* TASK GOAL
Take the entries below and print all of them exactly, please.
** BEGIN LISTED RECORDS **
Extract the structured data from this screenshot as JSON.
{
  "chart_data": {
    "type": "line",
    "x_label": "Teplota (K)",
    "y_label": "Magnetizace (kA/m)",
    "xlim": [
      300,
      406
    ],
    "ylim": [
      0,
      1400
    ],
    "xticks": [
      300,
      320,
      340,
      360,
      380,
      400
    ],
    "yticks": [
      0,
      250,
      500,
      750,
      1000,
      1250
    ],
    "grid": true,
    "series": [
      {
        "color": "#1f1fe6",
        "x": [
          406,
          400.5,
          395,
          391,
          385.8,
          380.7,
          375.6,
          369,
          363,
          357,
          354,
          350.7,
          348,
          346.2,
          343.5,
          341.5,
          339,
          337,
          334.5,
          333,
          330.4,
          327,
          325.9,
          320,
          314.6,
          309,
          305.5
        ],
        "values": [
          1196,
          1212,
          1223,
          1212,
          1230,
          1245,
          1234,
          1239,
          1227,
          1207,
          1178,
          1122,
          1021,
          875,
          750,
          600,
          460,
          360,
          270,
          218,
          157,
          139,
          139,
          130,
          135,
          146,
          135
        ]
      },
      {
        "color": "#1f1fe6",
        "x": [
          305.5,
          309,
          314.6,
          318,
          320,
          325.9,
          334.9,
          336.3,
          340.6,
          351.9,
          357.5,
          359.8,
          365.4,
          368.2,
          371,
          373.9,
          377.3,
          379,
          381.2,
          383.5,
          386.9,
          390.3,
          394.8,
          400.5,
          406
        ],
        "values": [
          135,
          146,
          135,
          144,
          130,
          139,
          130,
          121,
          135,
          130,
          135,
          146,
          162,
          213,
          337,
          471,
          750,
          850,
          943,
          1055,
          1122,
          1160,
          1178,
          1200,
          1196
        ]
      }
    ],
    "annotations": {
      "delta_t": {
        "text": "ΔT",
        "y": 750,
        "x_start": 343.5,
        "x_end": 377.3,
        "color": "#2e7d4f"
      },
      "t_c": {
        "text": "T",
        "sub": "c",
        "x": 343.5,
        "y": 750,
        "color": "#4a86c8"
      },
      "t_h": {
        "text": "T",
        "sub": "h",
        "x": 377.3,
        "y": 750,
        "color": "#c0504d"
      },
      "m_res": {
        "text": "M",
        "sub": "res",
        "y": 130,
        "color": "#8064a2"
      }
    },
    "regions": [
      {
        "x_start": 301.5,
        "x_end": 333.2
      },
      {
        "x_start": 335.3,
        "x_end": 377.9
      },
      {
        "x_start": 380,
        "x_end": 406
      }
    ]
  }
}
** END LISTED RECORDS **
* ANSWER TO THIS PROBLEM
Extract the structured data from this screenshot as JSON.
{
  "chart_data": {
    "type": "line",
    "x_label": "Teplota (K)",
    "y_label": "Magnetizace (kA/m)",
    "xlim": [
      300,
      406
    ],
    "ylim": [
      0,
      1400
    ],
    "xticks": [
      300,
      320,
      340,
      360,
      380,
      400
    ],
    "yticks": [
      0,
      250,
      500,
      750,
      1000,
      1250
    ],
    "grid": true,
    "series": [
      {
        "color": "#1f1fe6",
        "x": [
          406,
          400.5,
          395,
          391,
          385.8,
          380.7,
          375.6,
          369,
          363,
          357,
          354,
          350.7,
          348,
          346.2,
          343.5,
          341.5,
          339,
          337,
          334.5,
          333,
          330.4,
          327,
          325.9,
          320,
          314.6,
          309,
          305.5
        ],
        "values": [
          1196,
          1212,
          1223,
          1212,
          1230,
          1245,
          1234,
          1239,
          1227,
          1207,
          1178,
          1122,
          1021,
          875,
          750,
          600,
          460,
          360,
          270,
          218,
          157,
          139,
          139,
          130,
          135,
          146,
          135
        ]
      },
      {
        "color": "#1f1fe6",
        "x": [
          305.5,
          309,
          314.6,
          318,
          320,
          325.9,
          334.9,
          336.3,
          340.6,
          351.9,
          357.5,
          359.8,
          365.4,
          368.2,
          371,
          373.9,
          377.3,
          379,
          381.2,
          383.5,
          386.9,
          390.3,
          394.8,
          400.5,
          406
        ],
        "values": [
          135,
          146,
          135,
          144,
          130,
          139,
          130,
          121,
          135,
          130,
          135,
          146,
          162,
          213,
          337,
          471,
          750,
          850,
          943,
          1055,
          1122,
          1160,
          1178,
          1200,
          1196
        ]
      }
    ],
    "annotations": {
      "delta_t": {
        "text": "ΔT",
        "y": 750,
        "x_start": 343.5,
        "x_end": 377.3,
        "color": "#2e7d4f"
      },
      "t_c": {
        "text": "T",
        "sub": "c",
        "x": 343.5,
        "y": 750,
        "color": "#4a86c8"
      },
      "t_h": {
        "text": "T",
        "sub": "h",
        "x": 377.3,
        "y": 750,
        "color": "#c0504d"
      },
      "m_res": {
        "text": "M",
        "sub": "res",
        "y": 130,
        "color": "#8064a2"
      }
    },
    "regions": [
      {
        "x_start": 301.5,
        "x_end": 333.2
      },
      {
        "x_start": 335.3,
        "x_end": 377.9
      },
      {
        "x_start": 380,
        "x_end": 406
      }
    ]
  }
}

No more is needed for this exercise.